WHAT YOU HAVE TO DO: Restate the entire listing word for word.

START DATA FOR PROCESSING

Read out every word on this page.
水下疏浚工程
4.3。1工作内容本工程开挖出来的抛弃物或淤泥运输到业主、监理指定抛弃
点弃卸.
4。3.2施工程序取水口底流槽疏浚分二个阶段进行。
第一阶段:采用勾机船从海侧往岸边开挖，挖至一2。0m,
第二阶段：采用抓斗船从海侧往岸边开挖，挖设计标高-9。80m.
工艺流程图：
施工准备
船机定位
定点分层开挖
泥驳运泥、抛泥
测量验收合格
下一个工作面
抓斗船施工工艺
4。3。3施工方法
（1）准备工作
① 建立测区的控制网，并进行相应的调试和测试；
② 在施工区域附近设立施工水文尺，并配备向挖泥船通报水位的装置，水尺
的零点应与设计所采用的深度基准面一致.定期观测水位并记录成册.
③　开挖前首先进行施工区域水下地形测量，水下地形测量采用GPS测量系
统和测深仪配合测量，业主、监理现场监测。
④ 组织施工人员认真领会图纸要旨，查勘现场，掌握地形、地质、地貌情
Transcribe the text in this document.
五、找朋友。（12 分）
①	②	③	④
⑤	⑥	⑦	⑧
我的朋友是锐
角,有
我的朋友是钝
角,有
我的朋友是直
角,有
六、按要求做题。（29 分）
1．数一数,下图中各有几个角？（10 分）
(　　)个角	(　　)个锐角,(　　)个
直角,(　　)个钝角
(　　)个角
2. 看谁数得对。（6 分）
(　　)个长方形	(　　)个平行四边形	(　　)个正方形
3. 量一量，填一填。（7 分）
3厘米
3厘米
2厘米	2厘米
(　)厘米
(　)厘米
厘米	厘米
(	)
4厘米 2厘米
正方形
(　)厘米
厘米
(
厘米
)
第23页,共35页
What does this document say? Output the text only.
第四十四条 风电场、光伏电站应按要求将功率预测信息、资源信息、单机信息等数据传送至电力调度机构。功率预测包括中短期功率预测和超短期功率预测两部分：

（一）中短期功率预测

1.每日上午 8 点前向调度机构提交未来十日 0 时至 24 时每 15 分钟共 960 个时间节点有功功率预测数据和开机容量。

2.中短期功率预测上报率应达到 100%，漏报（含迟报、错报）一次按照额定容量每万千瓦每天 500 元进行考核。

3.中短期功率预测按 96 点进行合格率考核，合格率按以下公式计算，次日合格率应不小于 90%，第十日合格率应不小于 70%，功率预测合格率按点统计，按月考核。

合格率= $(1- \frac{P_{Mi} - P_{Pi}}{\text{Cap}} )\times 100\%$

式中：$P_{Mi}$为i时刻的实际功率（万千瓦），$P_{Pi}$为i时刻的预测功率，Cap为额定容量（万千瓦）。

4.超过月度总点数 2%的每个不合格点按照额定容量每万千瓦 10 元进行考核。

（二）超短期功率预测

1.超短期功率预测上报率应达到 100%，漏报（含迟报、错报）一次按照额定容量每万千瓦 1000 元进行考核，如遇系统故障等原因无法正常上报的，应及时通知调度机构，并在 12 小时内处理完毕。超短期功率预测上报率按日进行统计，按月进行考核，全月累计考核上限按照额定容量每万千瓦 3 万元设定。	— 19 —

END DATA FOR PROCESSING

TASK SOLUTION:
Read out every word on this page.
水下疏浚工程
4.3。1工作内容本工程开挖出来的抛弃物或淤泥运输到业主、监理指定抛弃
点弃卸.
4。3.2施工程序取水口底流槽疏浚分二个阶段进行。
第一阶段:采用勾机船从海侧往岸边开挖，挖至一2。0m,
第二阶段：采用抓斗船从海侧往岸边开挖，挖设计标高-9。80m.
工艺流程图：
施工准备
船机定位
定点分层开挖
泥驳运泥、抛泥
测量验收合格
下一个工作面
抓斗船施工工艺
4。3。3施工方法
（1）准备工作
① 建立测区的控制网，并进行相应的调试和测试；
② 在施工区域附近设立施工水文尺，并配备向挖泥船通报水位的装置，水尺
的零点应与设计所采用的深度基准面一致.定期观测水位并记录成册.
③　开挖前首先进行施工区域水下地形测量，水下地形测量采用GPS测量系
统和测深仪配合测量，业主、监理现场监测。
④ 组织施工人员认真领会图纸要旨，查勘现场，掌握地形、地质、地貌情
Transcribe the text in this document.
五、找朋友。（12 分）
①	②	③	④
⑤	⑥	⑦	⑧
我的朋友是锐
角,有
我的朋友是钝
角,有
我的朋友是直
角,有
六、按要求做题。（29 分）
1．数一数,下图中各有几个角？（10 分）
(　　)个角	(　　)个锐角,(　　)个
直角,(　　)个钝角
(　　)个角
2. 看谁数得对。（6 分）
(　　)个长方形	(　　)个平行四边形	(　　)个正方形
3. 量一量，填一填。（7 分）
3厘米
3厘米
2厘米	2厘米
(　)厘米
(　)厘米
厘米	厘米
(	)
4厘米 2厘米
正方形
(　)厘米
厘米
(
厘米
)
第23页,共35页
What does this document say? Output the text only.
第四十四条 风电场、光伏电站应按要求将功率预测信息、资源信息、单机信息等数据传送至电力调度机构。功率预测包括中短期功率预测和超短期功率预测两部分：

（一）中短期功率预测

1.每日上午 8 点前向调度机构提交未来十日 0 时至 24 时每 15 分钟共 960 个时间节点有功功率预测数据和开机容量。

2.中短期功率预测上报率应达到 100%，漏报（含迟报、错报）一次按照额定容量每万千瓦每天 500 元进行考核。

3.中短期功率预测按 96 点进行合格率考核，合格率按以下公式计算，次日合格率应不小于 90%，第十日合格率应不小于 70%，功率预测合格率按点统计，按月考核。

合格率= $(1- \frac{P_{Mi} - P_{Pi}}{\text{Cap}} )\times 100\%$

式中：$P_{Mi}$为i时刻的实际功率（万千瓦），$P_{Pi}$为i时刻的预测功率，Cap为额定容量（万千瓦）。

4.超过月度总点数 2%的每个不合格点按照额定容量每万千瓦 10 元进行考核。

（二）超短期功率预测

1.超短期功率预测上报率应达到 100%，漏报（含迟报、错报）一次按照额定容量每万千瓦 1000 元进行考核，如遇系统故障等原因无法正常上报的，应及时通知调度机构，并在 12 小时内处理完毕。超短期功率预测上报率按日进行统计，按月进行考核，全月累计考核上限按照额定容量每万千瓦 3 万元设定。	— 19 —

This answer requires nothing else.